Below is a block of data; give all of it again word for word.

# Material shown start

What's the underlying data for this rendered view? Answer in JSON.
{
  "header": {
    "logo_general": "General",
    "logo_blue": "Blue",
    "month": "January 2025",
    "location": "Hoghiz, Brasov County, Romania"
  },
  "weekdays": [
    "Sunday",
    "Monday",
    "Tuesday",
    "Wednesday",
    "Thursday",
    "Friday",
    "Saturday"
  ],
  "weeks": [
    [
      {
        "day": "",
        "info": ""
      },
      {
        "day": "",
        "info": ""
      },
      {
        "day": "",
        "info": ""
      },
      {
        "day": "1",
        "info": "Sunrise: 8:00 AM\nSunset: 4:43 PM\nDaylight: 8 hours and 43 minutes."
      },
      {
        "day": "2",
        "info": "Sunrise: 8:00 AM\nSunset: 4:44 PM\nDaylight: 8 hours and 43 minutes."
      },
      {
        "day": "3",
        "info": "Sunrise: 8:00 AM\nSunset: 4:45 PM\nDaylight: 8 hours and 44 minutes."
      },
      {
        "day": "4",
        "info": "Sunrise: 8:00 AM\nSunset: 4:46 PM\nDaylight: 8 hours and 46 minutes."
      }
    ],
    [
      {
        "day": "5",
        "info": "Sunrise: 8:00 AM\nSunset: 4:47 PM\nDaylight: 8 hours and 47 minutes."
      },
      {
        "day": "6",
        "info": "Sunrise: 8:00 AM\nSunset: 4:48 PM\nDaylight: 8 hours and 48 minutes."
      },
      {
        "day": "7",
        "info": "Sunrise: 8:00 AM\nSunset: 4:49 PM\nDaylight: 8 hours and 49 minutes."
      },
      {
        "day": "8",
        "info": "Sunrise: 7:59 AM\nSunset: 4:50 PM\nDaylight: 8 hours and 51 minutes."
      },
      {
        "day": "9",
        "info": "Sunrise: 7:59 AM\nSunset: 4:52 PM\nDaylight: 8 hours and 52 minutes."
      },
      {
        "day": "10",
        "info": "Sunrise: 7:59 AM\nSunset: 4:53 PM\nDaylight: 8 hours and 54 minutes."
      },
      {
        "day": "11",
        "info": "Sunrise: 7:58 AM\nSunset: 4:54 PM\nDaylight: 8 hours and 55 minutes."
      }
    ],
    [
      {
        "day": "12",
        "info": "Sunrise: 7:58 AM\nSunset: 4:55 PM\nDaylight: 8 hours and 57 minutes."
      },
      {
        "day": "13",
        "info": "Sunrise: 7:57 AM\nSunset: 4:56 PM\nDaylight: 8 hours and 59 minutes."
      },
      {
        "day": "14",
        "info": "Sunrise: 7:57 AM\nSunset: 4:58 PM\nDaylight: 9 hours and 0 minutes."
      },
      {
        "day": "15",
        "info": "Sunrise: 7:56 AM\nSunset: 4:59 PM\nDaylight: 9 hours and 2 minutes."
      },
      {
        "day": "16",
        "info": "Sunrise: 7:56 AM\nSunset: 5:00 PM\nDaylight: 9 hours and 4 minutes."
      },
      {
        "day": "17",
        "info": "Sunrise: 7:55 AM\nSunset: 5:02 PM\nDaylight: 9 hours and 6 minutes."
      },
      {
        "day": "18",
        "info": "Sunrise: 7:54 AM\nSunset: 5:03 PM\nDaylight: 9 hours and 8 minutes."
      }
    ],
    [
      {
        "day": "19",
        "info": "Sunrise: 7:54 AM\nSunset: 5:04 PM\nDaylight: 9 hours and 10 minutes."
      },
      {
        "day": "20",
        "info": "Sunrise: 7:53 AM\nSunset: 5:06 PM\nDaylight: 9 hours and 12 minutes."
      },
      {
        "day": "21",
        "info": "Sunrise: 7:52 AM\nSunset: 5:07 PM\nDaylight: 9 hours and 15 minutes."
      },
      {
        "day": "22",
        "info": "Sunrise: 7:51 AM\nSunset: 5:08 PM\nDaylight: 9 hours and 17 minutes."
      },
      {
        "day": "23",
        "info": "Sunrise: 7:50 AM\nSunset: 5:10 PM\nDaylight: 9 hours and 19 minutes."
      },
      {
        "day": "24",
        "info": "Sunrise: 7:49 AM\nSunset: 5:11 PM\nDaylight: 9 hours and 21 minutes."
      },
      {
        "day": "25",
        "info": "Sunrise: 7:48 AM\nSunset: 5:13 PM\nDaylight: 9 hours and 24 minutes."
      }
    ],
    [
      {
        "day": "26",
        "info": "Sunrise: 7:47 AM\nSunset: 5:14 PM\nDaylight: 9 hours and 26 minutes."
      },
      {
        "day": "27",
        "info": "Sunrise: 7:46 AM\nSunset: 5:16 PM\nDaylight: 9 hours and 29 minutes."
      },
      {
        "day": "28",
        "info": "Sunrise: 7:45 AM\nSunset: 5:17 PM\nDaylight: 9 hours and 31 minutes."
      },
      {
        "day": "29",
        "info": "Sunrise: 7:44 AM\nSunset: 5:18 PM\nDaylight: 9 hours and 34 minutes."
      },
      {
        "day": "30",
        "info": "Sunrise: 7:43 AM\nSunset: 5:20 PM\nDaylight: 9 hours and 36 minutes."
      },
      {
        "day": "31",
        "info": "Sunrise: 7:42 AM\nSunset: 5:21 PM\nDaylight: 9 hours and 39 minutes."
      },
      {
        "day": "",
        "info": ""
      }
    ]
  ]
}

# Material shown end

Problem solution:
What's the underlying data for this rendered view? Answer in JSON.
{
  "header": {
    "logo_general": "General",
    "logo_blue": "Blue",
    "month": "January 2025",
    "location": "Hoghiz, Brasov County, Romania"
  },
  "weekdays": [
    "Sunday",
    "Monday",
    "Tuesday",
    "Wednesday",
    "Thursday",
    "Friday",
    "Saturday"
  ],
  "weeks": [
    [
      {
        "day": "",
        "info": ""
      },
      {
        "day": "",
        "info": ""
      },
      {
        "day": "",
        "info": ""
      },
      {
        "day": "1",
        "info": "Sunrise: 8:00 AM\nSunset: 4:43 PM\nDaylight: 8 hours and 43 minutes."
      },
      {
        "day": "2",
        "info": "Sunrise: 8:00 AM\nSunset: 4:44 PM\nDaylight: 8 hours and 43 minutes."
      },
      {
        "day": "3",
        "info": "Sunrise: 8:00 AM\nSunset: 4:45 PM\nDaylight: 8 hours and 44 minutes."
      },
      {
        "day": "4",
        "info": "Sunrise: 8:00 AM\nSunset: 4:46 PM\nDaylight: 8 hours and 46 minutes."
      }
    ],
    [
      {
        "day": "5",
        "info": "Sunrise: 8:00 AM\nSunset: 4:47 PM\nDaylight: 8 hours and 47 minutes."
      },
      {
        "day": "6",
        "info": "Sunrise: 8:00 AM\nSunset: 4:48 PM\nDaylight: 8 hours and 48 minutes."
      },
      {
        "day": "7",
        "info": "Sunrise: 8:00 AM\nSunset: 4:49 PM\nDaylight: 8 hours and 49 minutes."
      },
      {
        "day": "8",
        "info": "Sunrise: 7:59 AM\nSunset: 4:50 PM\nDaylight: 8 hours and 51 minutes."
      },
      {
        "day": "9",
        "info": "Sunrise: 7:59 AM\nSunset: 4:52 PM\nDaylight: 8 hours and 52 minutes."
      },
      {
        "day": "10",
        "info": "Sunrise: 7:59 AM\nSunset: 4:53 PM\nDaylight: 8 hours and 54 minutes."
      },
      {
        "day": "11",
        "info": "Sunrise: 7:58 AM\nSunset: 4:54 PM\nDaylight: 8 hours and 55 minutes."
      }
    ],
    [
      {
        "day": "12",
        "info": "Sunrise: 7:58 AM\nSunset: 4:55 PM\nDaylight: 8 hours and 57 minutes."
      },
      {
        "day": "13",
        "info": "Sunrise: 7:57 AM\nSunset: 4:56 PM\nDaylight: 8 hours and 59 minutes."
      },
      {
        "day": "14",
        "info": "Sunrise: 7:57 AM\nSunset: 4:58 PM\nDaylight: 9 hours and 0 minutes."
      },
      {
        "day": "15",
        "info": "Sunrise: 7:56 AM\nSunset: 4:59 PM\nDaylight: 9 hours and 2 minutes."
      },
      {
        "day": "16",
        "info": "Sunrise: 7:56 AM\nSunset: 5:00 PM\nDaylight: 9 hours and 4 minutes."
      },
      {
        "day": "17",
        "info": "Sunrise: 7:55 AM\nSunset: 5:02 PM\nDaylight: 9 hours and 6 minutes."
      },
      {
        "day": "18",
        "info": "Sunrise: 7:54 AM\nSunset: 5:03 PM\nDaylight: 9 hours and 8 minutes."
      }
    ],
    [
      {
        "day": "19",
        "info": "Sunrise: 7:54 AM\nSunset: 5:04 PM\nDaylight: 9 hours and 10 minutes."
      },
      {
        "day": "20",
        "info": "Sunrise: 7:53 AM\nSunset: 5:06 PM\nDaylight: 9 hours and 12 minutes."
      },
      {
        "day": "21",
        "info": "Sunrise: 7:52 AM\nSunset: 5:07 PM\nDaylight: 9 hours and 15 minutes."
      },
      {
        "day": "22",
        "info": "Sunrise: 7:51 AM\nSunset: 5:08 PM\nDaylight: 9 hours and 17 minutes."
      },
      {
        "day": "23",
        "info": "Sunrise: 7:50 AM\nSunset: 5:10 PM\nDaylight: 9 hours and 19 minutes."
      },
      {
        "day": "24",
        "info": "Sunrise: 7:49 AM\nSunset: 5:11 PM\nDaylight: 9 hours and 21 minutes."
      },
      {
        "day": "25",
        "info": "Sunrise: 7:48 AM\nSunset: 5:13 PM\nDaylight: 9 hours and 24 minutes."
      }
    ],
    [
      {
        "day": "26",
        "info": "Sunrise: 7:47 AM\nSunset: 5:14 PM\nDaylight: 9 hours and 26 minutes."
      },
      {
        "day": "27",
        "info": "Sunrise: 7:46 AM\nSunset: 5:16 PM\nDaylight: 9 hours and 29 minutes."
      },
      {
        "day": "28",
        "info": "Sunrise: 7:45 AM\nSunset: 5:17 PM\nDaylight: 9 hours and 31 minutes."
      },
      {
        "day": "29",
        "info": "Sunrise: 7:44 AM\nSunset: 5:18 PM\nDaylight: 9 hours and 34 minutes."
      },
      {
        "day": "30",
        "info": "Sunrise: 7:43 AM\nSunset: 5:20 PM\nDaylight: 9 hours and 36 minutes."
      },
      {
        "day": "31",
        "info": "Sunrise: 7:42 AM\nSunset: 5:21 PM\nDaylight: 9 hours and 39 minutes."
      },
      {
        "day": "",
        "info": ""
      }
    ]
  ]
}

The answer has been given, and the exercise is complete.